Wherever a line holds the string "عليها", copy that line.

━━ MATERIAL FOR THIS EXERCISE

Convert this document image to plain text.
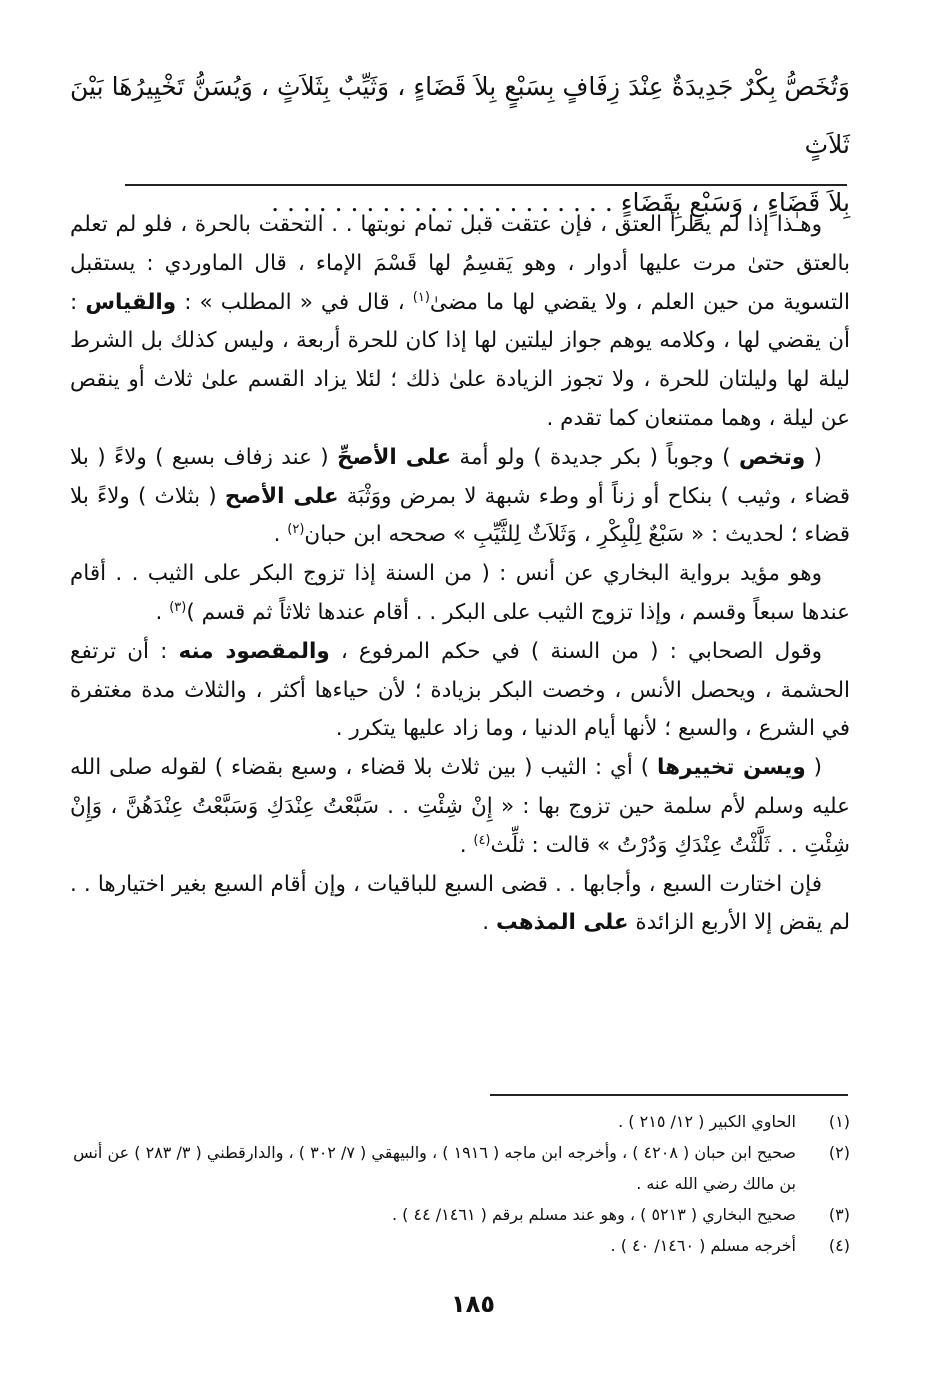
وَتُخَصُّ بِكْرٌ جَدِيدَةٌ عِنْدَ زِفَافٍ بِسَبْعٍ بِلاَ قَضَاءٍ ، وَثَيِّبٌ بِثَلاَثٍ ، وَيُسَنُّ تَخْيِيرُهَا بَيْنَ ثَلاَثٍ
بِلاَ قَضَاءٍ ، وَسَبْعٍ بِقَضَاءٍ . . . . . . . . . . . . . . . . . . . . . .

وهـٰذا إذا لم يطرأ العتق ، فإن عتقت قبل تمام نوبتها . . التحقت بالحرة ، فلو لم تعلم بالعتق حتىٰ مرت عليها أدوار ، وهو يَقسِمُ لها قَسْمَ الإماء ، قال الماوردي : يستقبل التسوية من حين العلم ، ولا يقضي لها ما مضىٰ$^{(١)}$ ، قال في « المطلب » : والقياس : أن يقضي لها ، وكلامه يوهم جواز ليلتين لها إذا كان للحرة أربعة ، وليس كذلك بل الشرط ليلة لها وليلتان للحرة ، ولا تجوز الزيادة علىٰ ذلك ؛ لئلا يزاد القسم علىٰ ثلاث أو ينقص عن ليلة ، وهما ممتنعان كما تقدم .

( وتخص ) وجوباً ( بكر جديدة ) ولو أمة على الأصحِّ ( عند زفاف بسبع ) ولاءً ( بلا قضاء ، وثيب ) بنكاح أو زناً أو وطء شبهة لا بمرض ووَثْبَة على الأصح ( بثلاث ) ولاءً بلا قضاء ؛ لحديث : « سَبْعٌ لِلْبِكْرِ ، وَثَلاَثٌ لِلثَّيِّبِ » صححه ابن حبان$^{(٢)}$ .

وهو مؤيد برواية البخاري عن أنس : ( من السنة إذا تزوج البكر على الثيب . . أقام عندها سبعاً وقسم ، وإذا تزوج الثيب على البكر . . أقام عندها ثلاثاً ثم قسم )$^{(٣)}$ .

وقول الصحابي : ( من السنة ) في حكم المرفوع ، والمقصود منه : أن ترتفع الحشمة ، ويحصل الأنس ، وخصت البكر بزيادة ؛ لأن حياءها أكثر ، والثلاث مدة مغتفرة في الشرع ، والسبع ؛ لأنها أيام الدنيا ، وما زاد عليها يتكرر .

( ويسن تخييرها ) أي : الثيب ( بين ثلاث بلا قضاء ، وسبع بقضاء ) لقوله صلى الله عليه وسلم لأم سلمة حين تزوج بها : « إِنْ شِئْتِ . . سَبَّعْتُ عِنْدَكِ وَسَبَّعْتُ عِنْدَهُنَّ ، وَإِنْ شِئْتِ . . ثَلَّثْتُ عِنْدَكِ وَدُرْتُ » قالت : ثلِّث$^{(٤)}$ .

فإن اختارت السبع ، وأجابها . . قضى السبع للباقيات ، وإن أقام السبع بغير اختيارها . . لم يقض إلا الأربع الزائدة على المذهب .

(١)
الحاوي الكبير ( ١٢/ ٢١٥ ) .
(٢)
صحيح ابن حبان ( ٤٢٠٨ ) ، وأخرجه ابن ماجه ( ١٩١٦ ) ، والبيهقي ( ٧/ ٣٠٢ ) ، والدارقطني ( ٣/ ٢٨٣ ) عن أنس بن مالك رضي الله عنه .
(٣)
صحيح البخاري ( ٥٢١٣ ) ، وهو عند مسلم برقم ( ١٤٦١/ ٤٤ ) .
(٤)
أخرجه مسلم ( ١٤٦٠/ ٤٠ ) .
١٨٥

━━━━

*OUTPUT FOR THIS EXERCISE*.
وهـٰذا إذا لم يطرأ العتق ، فإن عتقت قبل تمام نوبتها . . التحقت بالحرة ، فلو لم تعلم بالعتق حتىٰ مرت عليها أدوار ، وهو يَقسِمُ لها قَسْمَ الإماء ، قال الماوردي : يستقبل التسوية من حين العلم ، ولا يقضي لها ما مضىٰ$^{(١)}$ ، قال في « المطلب » : والقياس : أن يقضي لها ، وكلامه يوهم جواز ليلتين لها إذا كان للحرة أربعة ، وليس كذلك بل الشرط ليلة لها وليلتان للحرة ، ولا تجوز الزيادة علىٰ ذلك ؛ لئلا يزاد القسم علىٰ ثلاث أو ينقص عن ليلة ، وهما ممتنعان كما تقدم .
وقول الصحابي : ( من السنة ) في حكم المرفوع ، والمقصود منه : أن ترتفع الحشمة ، ويحصل الأنس ، وخصت البكر بزيادة ؛ لأن حياءها أكثر ، والثلاث مدة مغتفرة في الشرع ، والسبع ؛ لأنها أيام الدنيا ، وما زاد عليها يتكرر .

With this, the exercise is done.